*Action item*
Answer these questions from the comment thread on unemployment:
1. Since what year has U-3 used the same definition of unemployed?
2. What "true" unemployment rate does LISEP give for May 2025?
3. Since what month and year has LISEP's metric stayed under 25%?

*Text passage*
####
U-3 has used the same definition of unemployed since 1940.

Whatever metric you want to use, you should look at that number and how it changes over time, to get a sense of trend lines. LISEP says the "true" unemployment rate is currently 24.3% in May 2025, which is basically the lowest it's ever been.

Since the metric was created in 1994, the first time that it dipped below 25% was briefly in the late 2010's, right before COVID, and then has been under 25% since September 2021.

Under this alternative metric of unemployment, the unemployment rate is currently one of the lowest in history.

load more comments (7 replies)
load more comments (1 replies)
[–] HubertManne@piefed.social 6 points 1 day ago (1 children)

Im at 42 weeks. My life plane is heading straight down and the rudder is not responding.

load more comments (1 replies)
[–] htrayl@lemmy.world 9 points 1 day ago (2 children)

Meh, please don't quote unusual statistics without giving any context for how to interpet them.
####
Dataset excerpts
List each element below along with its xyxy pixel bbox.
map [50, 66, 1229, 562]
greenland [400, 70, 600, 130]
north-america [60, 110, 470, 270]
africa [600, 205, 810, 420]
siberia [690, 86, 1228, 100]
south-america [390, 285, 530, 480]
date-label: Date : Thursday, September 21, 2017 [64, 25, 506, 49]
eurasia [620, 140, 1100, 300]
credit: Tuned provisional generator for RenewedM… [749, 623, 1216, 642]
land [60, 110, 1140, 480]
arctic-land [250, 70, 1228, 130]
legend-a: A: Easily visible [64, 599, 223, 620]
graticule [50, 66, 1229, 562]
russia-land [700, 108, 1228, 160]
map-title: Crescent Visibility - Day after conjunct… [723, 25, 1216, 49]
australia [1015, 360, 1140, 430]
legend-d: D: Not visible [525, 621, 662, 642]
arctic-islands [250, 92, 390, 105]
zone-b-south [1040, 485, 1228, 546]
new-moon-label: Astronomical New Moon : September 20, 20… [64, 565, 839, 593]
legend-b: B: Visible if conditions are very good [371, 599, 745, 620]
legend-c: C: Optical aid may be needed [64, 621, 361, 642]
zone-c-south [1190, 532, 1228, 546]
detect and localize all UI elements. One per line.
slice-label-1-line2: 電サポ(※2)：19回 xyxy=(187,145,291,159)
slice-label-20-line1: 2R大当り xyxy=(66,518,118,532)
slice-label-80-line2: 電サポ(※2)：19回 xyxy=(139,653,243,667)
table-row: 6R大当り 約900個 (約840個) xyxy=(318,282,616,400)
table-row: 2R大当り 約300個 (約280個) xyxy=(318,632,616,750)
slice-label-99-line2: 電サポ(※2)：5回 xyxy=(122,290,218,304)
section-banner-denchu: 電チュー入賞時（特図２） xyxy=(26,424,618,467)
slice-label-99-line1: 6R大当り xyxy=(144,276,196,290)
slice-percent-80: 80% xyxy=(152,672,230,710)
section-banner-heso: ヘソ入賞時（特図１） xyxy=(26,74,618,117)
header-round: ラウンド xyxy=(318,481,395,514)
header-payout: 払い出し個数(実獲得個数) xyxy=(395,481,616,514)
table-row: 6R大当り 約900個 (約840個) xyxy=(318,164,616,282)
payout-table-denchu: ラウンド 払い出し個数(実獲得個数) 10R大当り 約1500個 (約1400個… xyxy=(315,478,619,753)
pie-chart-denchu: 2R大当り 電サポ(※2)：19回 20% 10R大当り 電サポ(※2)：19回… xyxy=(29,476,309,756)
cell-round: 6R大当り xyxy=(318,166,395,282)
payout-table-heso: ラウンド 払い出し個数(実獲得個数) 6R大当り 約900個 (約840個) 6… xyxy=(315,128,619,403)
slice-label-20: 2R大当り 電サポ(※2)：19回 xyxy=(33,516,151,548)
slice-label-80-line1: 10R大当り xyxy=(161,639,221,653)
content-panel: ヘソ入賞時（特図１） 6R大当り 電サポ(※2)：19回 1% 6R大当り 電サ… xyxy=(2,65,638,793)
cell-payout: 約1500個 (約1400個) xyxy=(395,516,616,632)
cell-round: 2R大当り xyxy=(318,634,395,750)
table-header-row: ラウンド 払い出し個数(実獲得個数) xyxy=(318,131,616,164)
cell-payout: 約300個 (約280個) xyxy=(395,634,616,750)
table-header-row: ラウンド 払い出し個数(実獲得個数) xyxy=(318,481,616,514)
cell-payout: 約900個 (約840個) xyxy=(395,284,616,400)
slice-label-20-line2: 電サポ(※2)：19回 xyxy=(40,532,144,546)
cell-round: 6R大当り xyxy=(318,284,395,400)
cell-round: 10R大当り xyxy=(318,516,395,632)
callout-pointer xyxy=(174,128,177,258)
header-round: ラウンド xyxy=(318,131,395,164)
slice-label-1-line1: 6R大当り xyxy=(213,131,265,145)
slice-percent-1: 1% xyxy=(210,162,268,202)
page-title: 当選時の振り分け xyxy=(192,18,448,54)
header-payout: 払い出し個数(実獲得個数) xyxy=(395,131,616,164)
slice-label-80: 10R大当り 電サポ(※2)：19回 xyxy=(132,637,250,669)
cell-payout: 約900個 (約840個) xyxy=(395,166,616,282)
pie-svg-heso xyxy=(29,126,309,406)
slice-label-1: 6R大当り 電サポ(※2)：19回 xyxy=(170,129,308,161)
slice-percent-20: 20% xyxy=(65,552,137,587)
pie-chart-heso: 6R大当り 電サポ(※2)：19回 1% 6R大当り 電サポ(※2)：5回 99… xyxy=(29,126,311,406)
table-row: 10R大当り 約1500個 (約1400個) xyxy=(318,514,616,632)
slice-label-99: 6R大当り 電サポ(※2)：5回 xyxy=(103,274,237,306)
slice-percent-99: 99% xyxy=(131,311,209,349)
####
*Response for this exercise*
1. 1940
2. 24.3%
3. September 2021